GIVEN REQUEST ▸ Transcribe the entries exactly; images are not part of the copy.

[Start of MATERIAL FOR THIS EXERCISE]

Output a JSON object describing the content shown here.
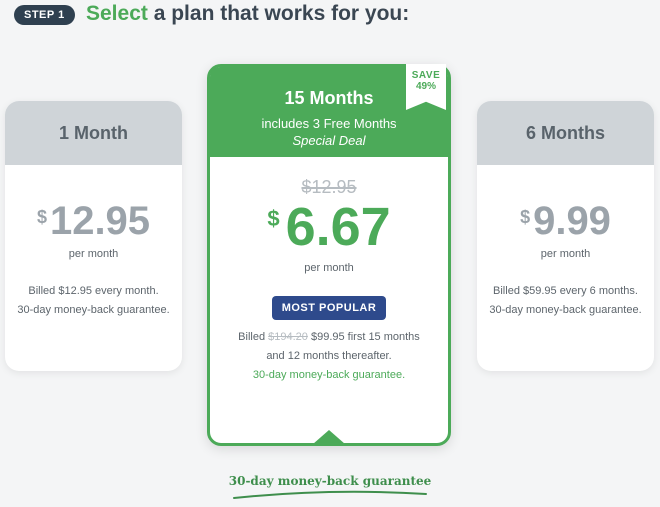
{
  "header": {
    "step_label": "STEP 1",
    "headline_accent": "Select",
    "headline_rest": " a plan that works for you:"
  },
  "plans": [
    {
      "title": "1 Month",
      "currency": "$",
      "price": "12.95",
      "per": "per month",
      "billed_line1": "Billed $12.95 every month.",
      "billed_line2": "30-day money-back guarantee."
    },
    {
      "title": "15 Months",
      "subtitle": "includes 3 Free Months",
      "deal": "Special Deal",
      "save_label": "SAVE",
      "save_pct": "49%",
      "old_price": "$12.95",
      "currency": "$",
      "price": "6.67",
      "per": "per month",
      "badge": "MOST POPULAR",
      "billed_prefix": "Billed ",
      "billed_strike": "$194.20",
      "billed_rest": " $99.95 first 15 months",
      "billed_line2": "and 12 months thereafter.",
      "guarantee": "30-day money-back guarantee."
    },
    {
      "title": "6 Months",
      "currency": "$",
      "price": "9.99",
      "per": "per month",
      "billed_line1": "Billed $59.95 every 6 months.",
      "billed_line2": "30-day money-back guarantee."
    }
  ],
  "footer": {
    "guarantee": "30-day money-back guarantee"
  },
  "colors": {
    "accent_green": "#4caa59",
    "badge_navy": "#2e4a8c",
    "step_badge": "#2f4050",
    "side_header": "#cfd4d8"
  }
}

[End of MATERIAL FOR THIS EXERCISE]

SOLUTION FOR THIS TASK ▸
Output a JSON object describing the content shown here.
{
  "header": {
    "step_label": "STEP 1",
    "headline_accent": "Select",
    "headline_rest": " a plan that works for you:"
  },
  "plans": [
    {
      "title": "1 Month",
      "currency": "$",
      "price": "12.95",
      "per": "per month",
      "billed_line1": "Billed $12.95 every month.",
      "billed_line2": "30-day money-back guarantee."
    },
    {
      "title": "15 Months",
      "subtitle": "includes 3 Free Months",
      "deal": "Special Deal",
      "save_label": "SAVE",
      "save_pct": "49%",
      "old_price": "$12.95",
      "currency": "$",
      "price": "6.67",
      "per": "per month",
      "badge": "MOST POPULAR",
      "billed_prefix": "Billed ",
      "billed_strike": "$194.20",
      "billed_rest": " $99.95 first 15 months",
      "billed_line2": "and 12 months thereafter.",
      "guarantee": "30-day money-back guarantee."
    },
    {
      "title": "6 Months",
      "currency": "$",
      "price": "9.99",
      "per": "per month",
      "billed_line1": "Billed $59.95 every 6 months.",
      "billed_line2": "30-day money-back guarantee."
    }
  ],
  "footer": {
    "guarantee": "30-day money-back guarantee"
  },
  "colors": {
    "accent_green": "#4caa59",
    "badge_navy": "#2e4a8c",
    "step_badge": "#2f4050",
    "side_header": "#cfd4d8"
  }
}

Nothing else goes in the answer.